» Records:
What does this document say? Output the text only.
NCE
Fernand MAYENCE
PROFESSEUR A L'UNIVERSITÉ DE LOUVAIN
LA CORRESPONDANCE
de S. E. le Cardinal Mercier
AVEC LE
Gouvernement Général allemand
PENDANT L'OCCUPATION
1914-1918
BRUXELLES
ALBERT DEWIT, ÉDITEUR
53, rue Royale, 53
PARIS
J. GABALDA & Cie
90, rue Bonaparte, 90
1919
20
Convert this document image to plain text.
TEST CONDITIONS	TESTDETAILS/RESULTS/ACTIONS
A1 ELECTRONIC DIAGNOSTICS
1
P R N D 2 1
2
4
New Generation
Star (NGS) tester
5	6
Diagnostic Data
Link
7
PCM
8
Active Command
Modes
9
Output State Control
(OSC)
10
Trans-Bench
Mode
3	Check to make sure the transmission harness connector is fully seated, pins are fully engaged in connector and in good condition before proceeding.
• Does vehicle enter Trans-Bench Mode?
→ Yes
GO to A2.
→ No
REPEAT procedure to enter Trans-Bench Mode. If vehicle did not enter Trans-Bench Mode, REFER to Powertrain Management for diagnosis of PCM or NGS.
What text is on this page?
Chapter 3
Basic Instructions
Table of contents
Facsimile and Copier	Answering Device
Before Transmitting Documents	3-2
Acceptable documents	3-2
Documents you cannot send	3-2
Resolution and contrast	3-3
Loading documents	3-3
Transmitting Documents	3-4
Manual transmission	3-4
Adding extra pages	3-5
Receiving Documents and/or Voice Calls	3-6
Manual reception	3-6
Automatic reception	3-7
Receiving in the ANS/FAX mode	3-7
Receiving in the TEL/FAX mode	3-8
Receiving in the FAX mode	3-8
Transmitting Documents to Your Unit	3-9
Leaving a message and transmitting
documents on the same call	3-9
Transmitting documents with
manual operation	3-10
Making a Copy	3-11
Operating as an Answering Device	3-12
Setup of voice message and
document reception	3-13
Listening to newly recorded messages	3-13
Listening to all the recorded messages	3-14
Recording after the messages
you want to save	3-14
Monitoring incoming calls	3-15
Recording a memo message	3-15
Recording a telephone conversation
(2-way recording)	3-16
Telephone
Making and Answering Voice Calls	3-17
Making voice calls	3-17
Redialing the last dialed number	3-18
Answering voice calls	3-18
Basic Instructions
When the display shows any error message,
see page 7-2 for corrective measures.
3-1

» Directions: Write out the complete set of records exactly as given.

» Response below:
What does this document say? Output the text only.
NCE
Fernand MAYENCE
PROFESSEUR A L'UNIVERSITÉ DE LOUVAIN
LA CORRESPONDANCE
de S. E. le Cardinal Mercier
AVEC LE
Gouvernement Général allemand
PENDANT L'OCCUPATION
1914-1918
BRUXELLES
ALBERT DEWIT, ÉDITEUR
53, rue Royale, 53
PARIS
J. GABALDA & Cie
90, rue Bonaparte, 90
1919
20
Convert this document image to plain text.
TEST CONDITIONS	TESTDETAILS/RESULTS/ACTIONS
A1 ELECTRONIC DIAGNOSTICS
1
P R N D 2 1
2
4
New Generation
Star (NGS) tester
5	6
Diagnostic Data
Link
7
PCM
8
Active Command
Modes
9
Output State Control
(OSC)
10
Trans-Bench
Mode
3	Check to make sure the transmission harness connector is fully seated, pins are fully engaged in connector and in good condition before proceeding.
• Does vehicle enter Trans-Bench Mode?
→ Yes
GO to A2.
→ No
REPEAT procedure to enter Trans-Bench Mode. If vehicle did not enter Trans-Bench Mode, REFER to Powertrain Management for diagnosis of PCM or NGS.
What text is on this page?
Chapter 3
Basic Instructions
Table of contents
Facsimile and Copier	Answering Device
Before Transmitting Documents	3-2
Acceptable documents	3-2
Documents you cannot send	3-2
Resolution and contrast	3-3
Loading documents	3-3
Transmitting Documents	3-4
Manual transmission	3-4
Adding extra pages	3-5
Receiving Documents and/or Voice Calls	3-6
Manual reception	3-6
Automatic reception	3-7
Receiving in the ANS/FAX mode	3-7
Receiving in the TEL/FAX mode	3-8
Receiving in the FAX mode	3-8
Transmitting Documents to Your Unit	3-9
Leaving a message and transmitting
documents on the same call	3-9
Transmitting documents with
manual operation	3-10
Making a Copy	3-11
Operating as an Answering Device	3-12
Setup of voice message and
document reception	3-13
Listening to newly recorded messages	3-13
Listening to all the recorded messages	3-14
Recording after the messages
you want to save	3-14
Monitoring incoming calls	3-15
Recording a memo message	3-15
Recording a telephone conversation
(2-way recording)	3-16
Telephone
Making and Answering Voice Calls	3-17
Making voice calls	3-17
Redialing the last dialed number	3-18
Answering voice calls	3-18
Basic Instructions
When the display shows any error message,
see page 7-2 for corrective measures.
3-1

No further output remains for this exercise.